# Items from a data source:
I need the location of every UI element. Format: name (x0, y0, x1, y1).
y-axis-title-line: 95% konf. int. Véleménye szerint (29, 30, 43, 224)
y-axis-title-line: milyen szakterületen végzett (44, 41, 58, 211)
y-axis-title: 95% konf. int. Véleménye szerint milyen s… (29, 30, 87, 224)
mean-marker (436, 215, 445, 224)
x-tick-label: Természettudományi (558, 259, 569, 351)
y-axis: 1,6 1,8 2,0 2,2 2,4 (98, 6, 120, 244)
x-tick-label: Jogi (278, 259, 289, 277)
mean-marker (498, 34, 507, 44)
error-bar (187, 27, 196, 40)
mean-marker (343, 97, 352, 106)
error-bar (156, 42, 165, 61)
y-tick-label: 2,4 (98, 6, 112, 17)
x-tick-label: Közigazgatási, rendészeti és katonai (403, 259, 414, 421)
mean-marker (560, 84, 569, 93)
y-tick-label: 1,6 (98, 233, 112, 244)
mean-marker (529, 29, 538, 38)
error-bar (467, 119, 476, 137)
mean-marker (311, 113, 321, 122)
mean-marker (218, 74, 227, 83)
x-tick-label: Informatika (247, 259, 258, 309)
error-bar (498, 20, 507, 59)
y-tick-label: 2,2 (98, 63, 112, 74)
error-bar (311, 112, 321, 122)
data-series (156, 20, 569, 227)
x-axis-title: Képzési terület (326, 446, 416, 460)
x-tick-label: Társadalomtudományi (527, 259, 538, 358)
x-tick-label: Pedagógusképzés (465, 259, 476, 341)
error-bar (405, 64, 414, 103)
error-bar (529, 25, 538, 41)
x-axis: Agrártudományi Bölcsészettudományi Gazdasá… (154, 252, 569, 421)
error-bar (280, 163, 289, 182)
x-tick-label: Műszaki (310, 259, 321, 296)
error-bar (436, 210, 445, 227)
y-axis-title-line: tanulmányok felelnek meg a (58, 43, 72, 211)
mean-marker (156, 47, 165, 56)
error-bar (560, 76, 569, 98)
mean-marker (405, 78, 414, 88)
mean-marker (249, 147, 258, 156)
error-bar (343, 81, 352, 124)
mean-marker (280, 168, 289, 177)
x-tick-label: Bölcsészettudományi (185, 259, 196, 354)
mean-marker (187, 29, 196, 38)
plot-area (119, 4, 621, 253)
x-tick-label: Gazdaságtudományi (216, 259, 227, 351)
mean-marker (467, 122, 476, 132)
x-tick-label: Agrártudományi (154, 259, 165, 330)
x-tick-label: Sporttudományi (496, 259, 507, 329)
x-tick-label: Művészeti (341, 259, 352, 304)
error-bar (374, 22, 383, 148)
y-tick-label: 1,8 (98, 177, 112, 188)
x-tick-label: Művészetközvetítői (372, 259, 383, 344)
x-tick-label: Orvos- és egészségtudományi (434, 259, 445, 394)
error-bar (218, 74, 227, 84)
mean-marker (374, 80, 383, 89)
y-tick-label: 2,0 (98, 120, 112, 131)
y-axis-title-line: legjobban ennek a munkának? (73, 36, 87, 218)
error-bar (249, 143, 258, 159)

# EXERCISE DIRECTIONS:
Could you arrange all of the lines above as a numbered list, skipping any blank ones?

# EXERCISE RESPONSE:
1. I need the location of every UI element. Format: name (x0, y0, x1, y1).
2. y-axis-title-line: 95% konf. int. Véleménye szerint (29, 30, 43, 224)
3. y-axis-title-line: milyen szakterületen végzett (44, 41, 58, 211)
4. y-axis-title: 95% konf. int. Véleménye szerint milyen s… (29, 30, 87, 224)
5. mean-marker (436, 215, 445, 224)
6. x-tick-label: Természettudományi (558, 259, 569, 351)
7. y-axis: 1,6 1,8 2,0 2,2 2,4 (98, 6, 120, 244)
8. x-tick-label: Jogi (278, 259, 289, 277)
9. mean-marker (498, 34, 507, 44)
10. error-bar (187, 27, 196, 40)
11. mean-marker (343, 97, 352, 106)
12. error-bar (156, 42, 165, 61)
13. y-tick-label: 2,4 (98, 6, 112, 17)
14. x-tick-label: Közigazgatási, rendészeti és katonai (403, 259, 414, 421)
15. mean-marker (560, 84, 569, 93)
16. y-tick-label: 1,6 (98, 233, 112, 244)
17. mean-marker (529, 29, 538, 38)
18. error-bar (467, 119, 476, 137)
19. mean-marker (311, 113, 321, 122)
20. mean-marker (218, 74, 227, 83)
21. x-tick-label: Informatika (247, 259, 258, 309)
22. error-bar (498, 20, 507, 59)
23. y-tick-label: 2,2 (98, 63, 112, 74)
24. error-bar (311, 112, 321, 122)
25. data-series (156, 20, 569, 227)
26. x-axis-title: Képzési terület (326, 446, 416, 460)
27. x-tick-label: Társadalomtudományi (527, 259, 538, 358)
28. x-tick-label: Pedagógusképzés (465, 259, 476, 341)
29. error-bar (405, 64, 414, 103)
30. error-bar (529, 25, 538, 41)
31. x-axis: Agrártudományi Bölcsészettudományi Gazdasá… (154, 252, 569, 421)
32. error-bar (280, 163, 289, 182)
33. x-tick-label: Műszaki (310, 259, 321, 296)
34. error-bar (436, 210, 445, 227)
35. y-axis-title-line: tanulmányok felelnek meg a (58, 43, 72, 211)
36. mean-marker (156, 47, 165, 56)
37. error-bar (560, 76, 569, 98)
38. mean-marker (405, 78, 414, 88)
39. mean-marker (249, 147, 258, 156)
40. error-bar (343, 81, 352, 124)
41. mean-marker (280, 168, 289, 177)
42. x-tick-label: Bölcsészettudományi (185, 259, 196, 354)
43. mean-marker (187, 29, 196, 38)
44. plot-area (119, 4, 621, 253)
45. x-tick-label: Gazdaságtudományi (216, 259, 227, 351)
46. mean-marker (467, 122, 476, 132)
47. x-tick-label: Agrártudományi (154, 259, 165, 330)
48. x-tick-label: Sporttudományi (496, 259, 507, 329)
49. x-tick-label: Művészeti (341, 259, 352, 304)
50. error-bar (374, 22, 383, 148)
51. y-tick-label: 1,8 (98, 177, 112, 188)
52. x-tick-label: Művészetközvetítői (372, 259, 383, 344)
53. x-tick-label: Orvos- és egészségtudományi (434, 259, 445, 394)
54. error-bar (218, 74, 227, 84)
55. mean-marker (374, 80, 383, 89)
56. y-tick-label: 2,0 (98, 120, 112, 131)
57. y-axis-title-line: legjobban ennek a munkának? (73, 36, 87, 218)
58. error-bar (249, 143, 258, 159)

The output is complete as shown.